[Begin Dataset excerpts]
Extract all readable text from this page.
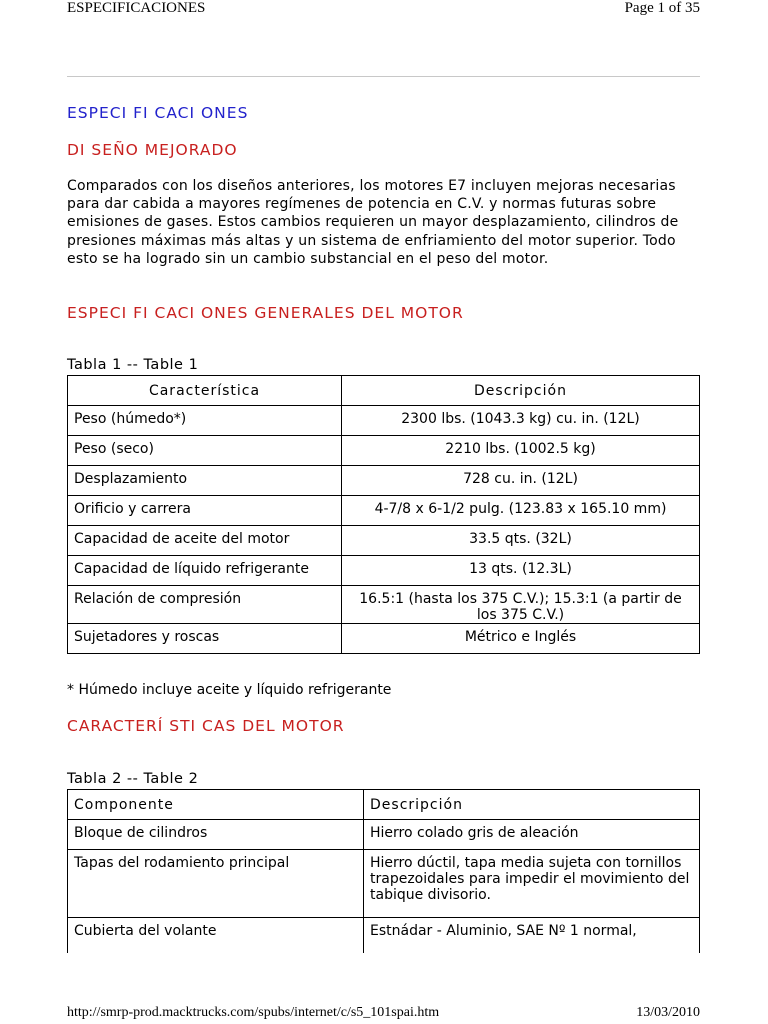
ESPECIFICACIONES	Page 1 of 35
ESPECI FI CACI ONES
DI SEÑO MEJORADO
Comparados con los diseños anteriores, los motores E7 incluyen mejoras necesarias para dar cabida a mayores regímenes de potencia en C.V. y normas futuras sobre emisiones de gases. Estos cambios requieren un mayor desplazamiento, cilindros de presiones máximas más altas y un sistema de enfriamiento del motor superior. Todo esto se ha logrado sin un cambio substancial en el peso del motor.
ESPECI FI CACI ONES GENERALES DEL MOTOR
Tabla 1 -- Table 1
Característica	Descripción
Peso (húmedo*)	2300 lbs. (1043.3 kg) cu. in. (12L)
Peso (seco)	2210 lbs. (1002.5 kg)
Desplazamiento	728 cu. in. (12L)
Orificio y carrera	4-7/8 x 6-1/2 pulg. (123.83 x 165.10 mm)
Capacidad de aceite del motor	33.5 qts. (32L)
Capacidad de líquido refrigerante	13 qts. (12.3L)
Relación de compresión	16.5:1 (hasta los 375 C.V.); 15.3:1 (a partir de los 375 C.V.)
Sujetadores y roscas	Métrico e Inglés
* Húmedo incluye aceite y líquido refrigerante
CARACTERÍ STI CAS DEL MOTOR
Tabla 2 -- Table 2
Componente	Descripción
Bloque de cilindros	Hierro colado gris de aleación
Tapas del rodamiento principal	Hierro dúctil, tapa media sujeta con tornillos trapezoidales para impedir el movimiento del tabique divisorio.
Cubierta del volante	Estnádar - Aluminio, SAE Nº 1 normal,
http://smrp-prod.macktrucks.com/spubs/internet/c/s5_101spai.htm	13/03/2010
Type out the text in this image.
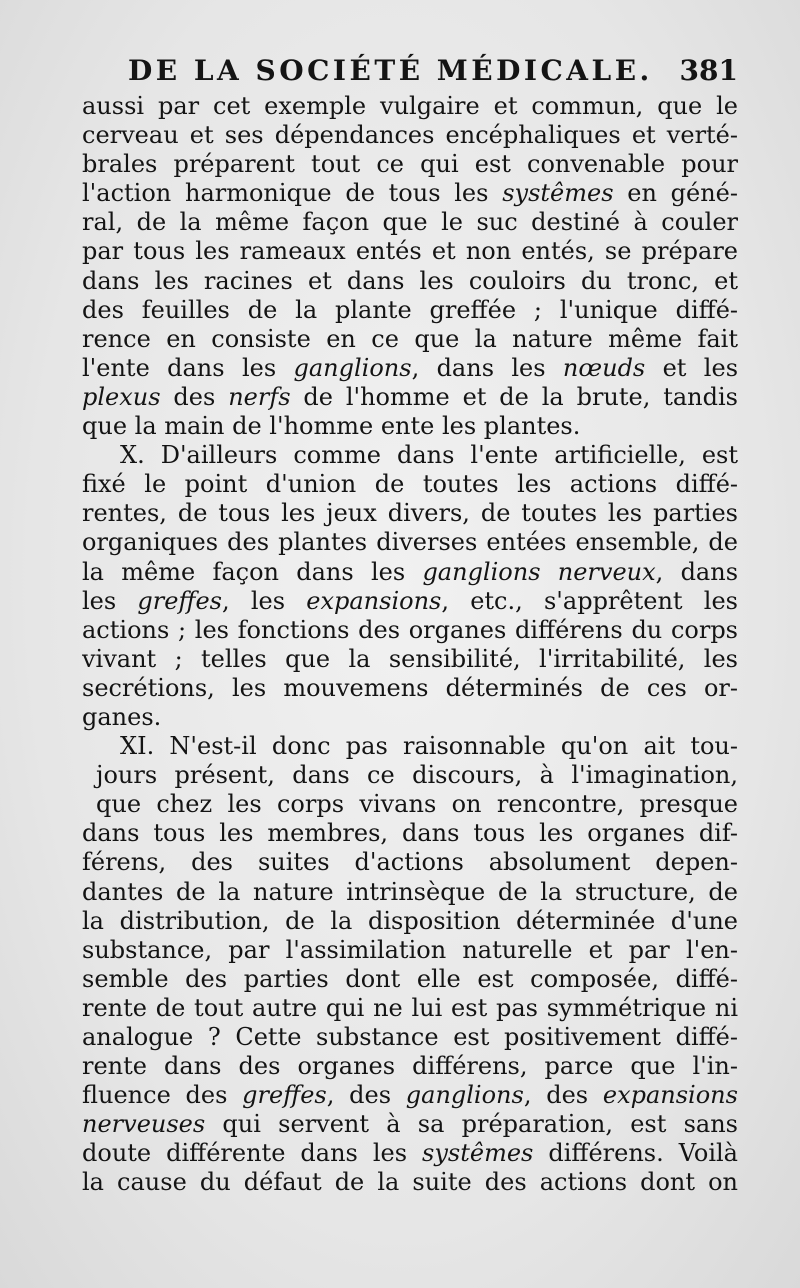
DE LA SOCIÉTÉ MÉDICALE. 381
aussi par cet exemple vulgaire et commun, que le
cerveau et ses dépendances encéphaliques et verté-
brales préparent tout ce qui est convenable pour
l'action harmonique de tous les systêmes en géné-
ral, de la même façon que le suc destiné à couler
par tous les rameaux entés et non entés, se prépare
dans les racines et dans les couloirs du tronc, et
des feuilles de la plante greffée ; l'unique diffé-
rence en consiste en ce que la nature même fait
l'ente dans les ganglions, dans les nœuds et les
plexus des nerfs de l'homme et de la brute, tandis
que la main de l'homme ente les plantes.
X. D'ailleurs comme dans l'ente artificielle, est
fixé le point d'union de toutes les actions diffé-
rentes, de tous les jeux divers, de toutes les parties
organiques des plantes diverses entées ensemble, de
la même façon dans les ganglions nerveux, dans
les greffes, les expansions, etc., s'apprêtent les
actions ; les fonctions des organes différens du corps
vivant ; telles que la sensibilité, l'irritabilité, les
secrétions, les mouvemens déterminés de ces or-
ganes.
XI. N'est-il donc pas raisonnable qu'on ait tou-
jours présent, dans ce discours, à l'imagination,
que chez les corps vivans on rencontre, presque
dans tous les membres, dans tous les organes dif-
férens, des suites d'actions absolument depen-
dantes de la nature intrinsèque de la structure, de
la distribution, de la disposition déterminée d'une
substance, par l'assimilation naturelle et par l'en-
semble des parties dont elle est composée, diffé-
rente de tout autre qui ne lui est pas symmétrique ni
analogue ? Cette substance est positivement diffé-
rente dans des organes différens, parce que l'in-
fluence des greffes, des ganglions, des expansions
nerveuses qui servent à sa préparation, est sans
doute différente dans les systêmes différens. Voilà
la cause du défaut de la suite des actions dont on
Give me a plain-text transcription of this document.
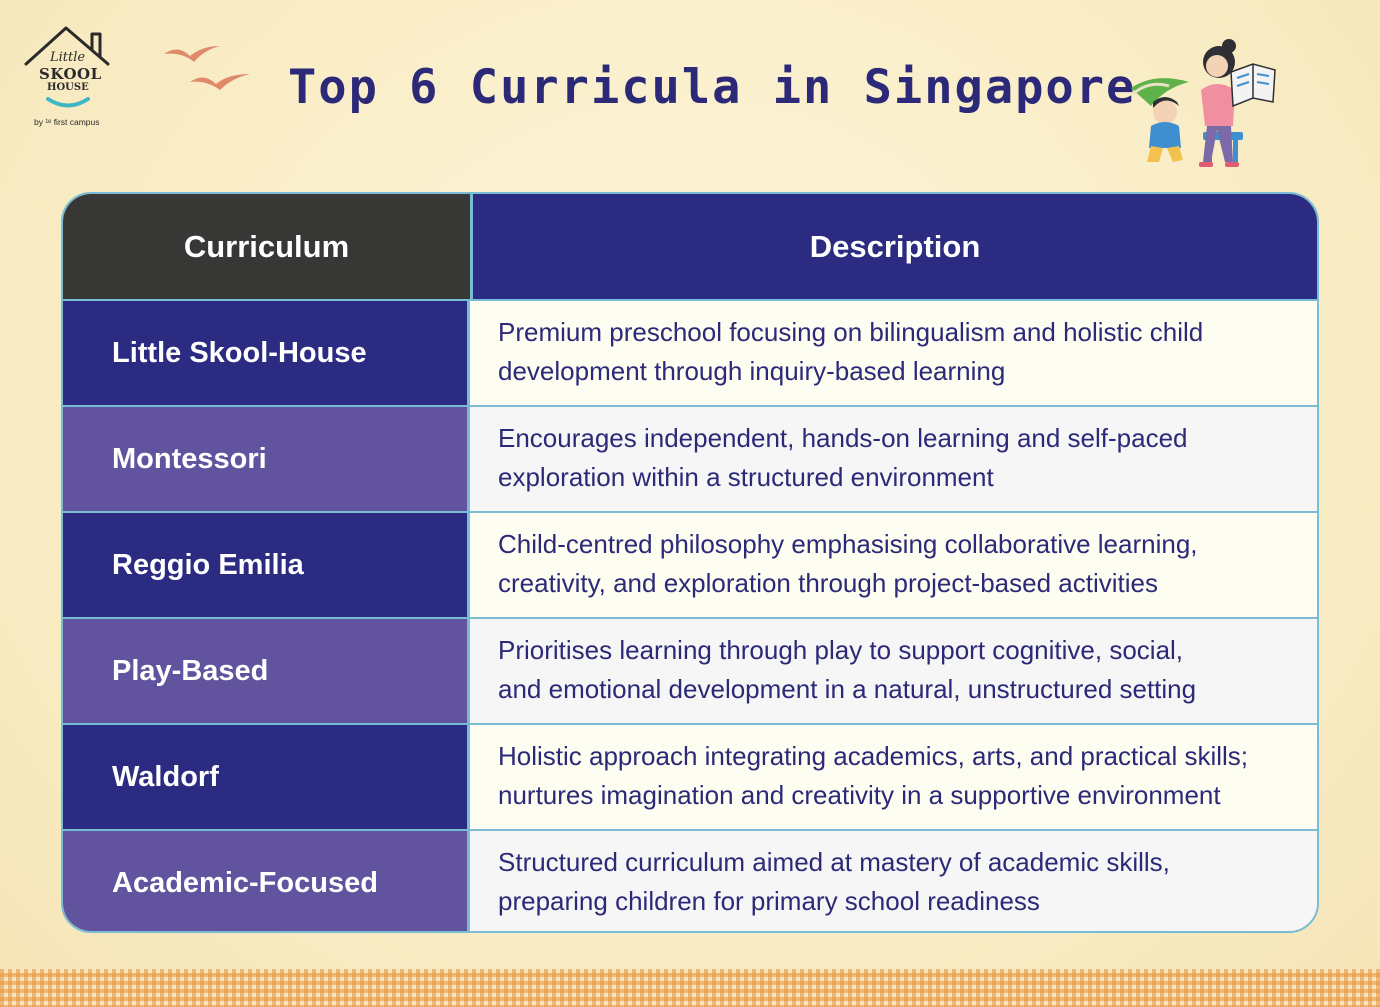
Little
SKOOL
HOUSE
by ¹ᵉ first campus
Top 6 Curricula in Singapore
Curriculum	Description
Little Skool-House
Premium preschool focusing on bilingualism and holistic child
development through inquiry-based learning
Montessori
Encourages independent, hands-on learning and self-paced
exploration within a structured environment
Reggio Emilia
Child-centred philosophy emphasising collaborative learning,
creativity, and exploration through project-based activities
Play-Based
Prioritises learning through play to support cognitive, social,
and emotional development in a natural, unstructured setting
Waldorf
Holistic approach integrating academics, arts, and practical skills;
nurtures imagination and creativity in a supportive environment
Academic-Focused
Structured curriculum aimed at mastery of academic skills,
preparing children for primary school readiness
[End Dataset excerpts]
Goal of the exercise:
Copy each line from the records above that includes the string "through".

Expected answer:
development through inquiry-based learning
creativity, and exploration through project-based activities
Prioritises learning through play to support cognitive, social,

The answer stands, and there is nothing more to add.